Locate and copy each line in the data that contains the word "Write".

— begin —

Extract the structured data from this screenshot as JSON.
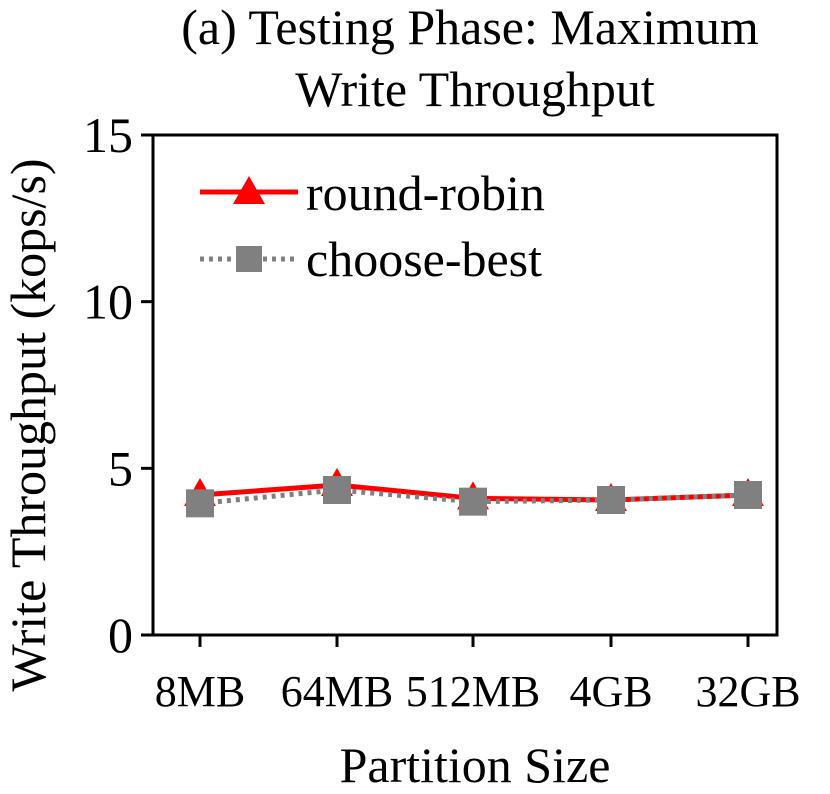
{
  "chart_data": {
    "type": "line",
    "title_lines": [
      "(a) Testing Phase: Maximum",
      "Write Throughput"
    ],
    "xlabel": "Partition Size",
    "ylabel": "Write Throughput (kops/s)",
    "categories": [
      "8MB",
      "64MB",
      "512MB",
      "4GB",
      "32GB"
    ],
    "ylim": [
      0,
      15
    ],
    "yticks": [
      "0",
      "5",
      "10",
      "15"
    ],
    "grid": false,
    "legend_position": "top-left",
    "series": [
      {
        "name": "round-robin",
        "values": [
          4.2,
          4.5,
          4.1,
          4.05,
          4.2
        ],
        "color": "#ff0000",
        "marker": "triangle",
        "line_style": "solid"
      },
      {
        "name": "choose-best",
        "values": [
          3.95,
          4.35,
          4.0,
          4.05,
          4.2
        ],
        "color": "#808080",
        "marker": "square",
        "line_style": "dotted"
      }
    ]
  }
}
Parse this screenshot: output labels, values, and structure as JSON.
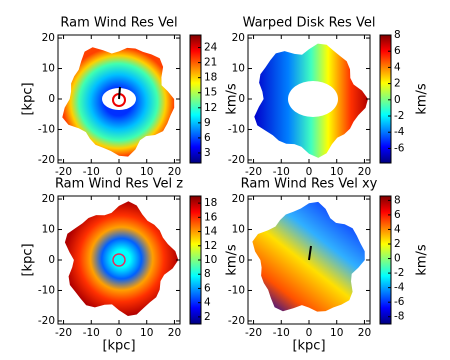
{
  "chart_data": [
    {
      "type": "heatmap",
      "title": "Ram Wind Res Vel",
      "ylabel": "[kpc]",
      "xlim": [
        -22,
        22
      ],
      "ylim": [
        -21,
        21
      ],
      "xticks": [
        -20,
        -10,
        0,
        10,
        20
      ],
      "yticks": [
        -20,
        -10,
        0,
        10,
        20
      ],
      "colorbar_label": "km/s",
      "clim": [
        1,
        26.5
      ],
      "cticks": [
        3,
        6,
        9,
        12,
        15,
        18,
        21,
        24
      ]
    },
    {
      "type": "heatmap",
      "title": "Warped Disk Res Vel",
      "xlim": [
        -22,
        22
      ],
      "ylim": [
        -21,
        21
      ],
      "xticks": [
        -20,
        -10,
        0,
        10,
        20
      ],
      "yticks": [
        -20,
        -10,
        0,
        10,
        20
      ],
      "colorbar_label": "km/s",
      "clim": [
        -7.8,
        8
      ],
      "cticks": [
        -6,
        -4,
        -2,
        0,
        2,
        4,
        6,
        8
      ]
    },
    {
      "type": "heatmap",
      "title": "Ram Wind Res Vel z",
      "xlabel": "[kpc]",
      "ylabel": "[kpc]",
      "xlim": [
        -22,
        22
      ],
      "ylim": [
        -21,
        21
      ],
      "xticks": [
        -20,
        -10,
        0,
        10,
        20
      ],
      "yticks": [
        -20,
        -10,
        0,
        10,
        20
      ],
      "colorbar_label": "km/s",
      "clim": [
        1,
        19
      ],
      "cticks": [
        2,
        4,
        6,
        8,
        10,
        12,
        14,
        16,
        18
      ]
    },
    {
      "type": "heatmap",
      "title": "Ram Wind Res Vel xy",
      "xlabel": "[kpc]",
      "xlim": [
        -22,
        22
      ],
      "ylim": [
        -21,
        21
      ],
      "xticks": [
        -20,
        -10,
        0,
        10,
        20
      ],
      "yticks": [
        -20,
        -10,
        0,
        10,
        20
      ],
      "colorbar_label": "km/s",
      "clim": [
        -9,
        8.6
      ],
      "cticks": [
        -8,
        -6,
        -4,
        -2,
        0,
        2,
        4,
        6,
        8
      ]
    }
  ]
}
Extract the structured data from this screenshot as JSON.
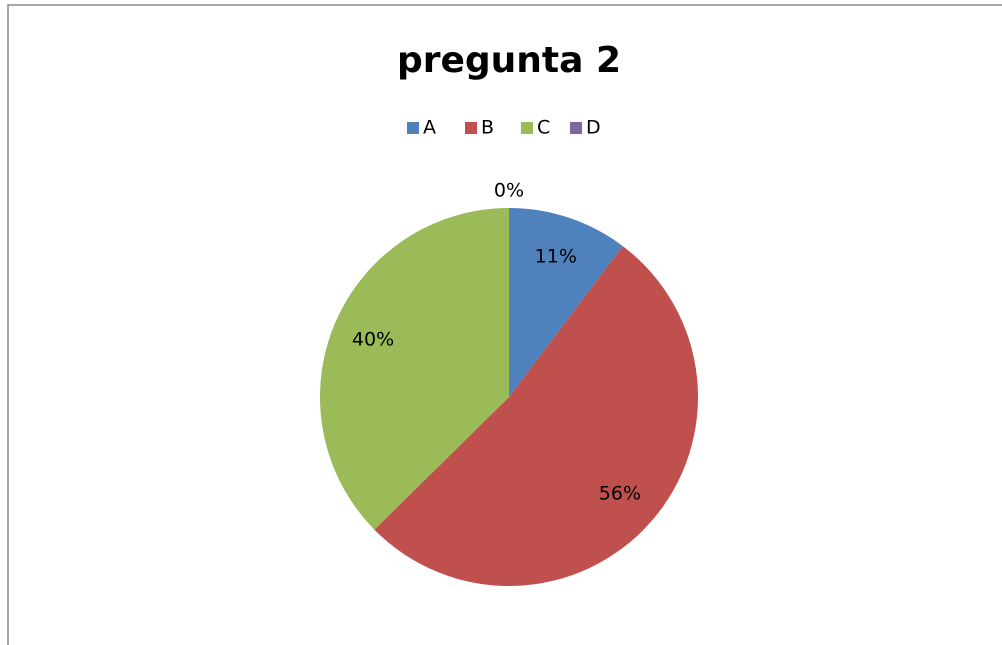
{
  "chart_data": {
    "type": "pie",
    "title": "pregunta 2",
    "categories": [
      "A",
      "B",
      "C",
      "D"
    ],
    "values": [
      11,
      56,
      40,
      0
    ],
    "value_labels": [
      "11%",
      "56%",
      "40%",
      "0%"
    ],
    "colors": [
      "#4f81bd",
      "#c0504d",
      "#9bbb59",
      "#8064a2"
    ],
    "legend": "top"
  }
}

— end —

- Task solution -
      "Write Throughput"
    "ylabel": "Write Throughput (kops/s)",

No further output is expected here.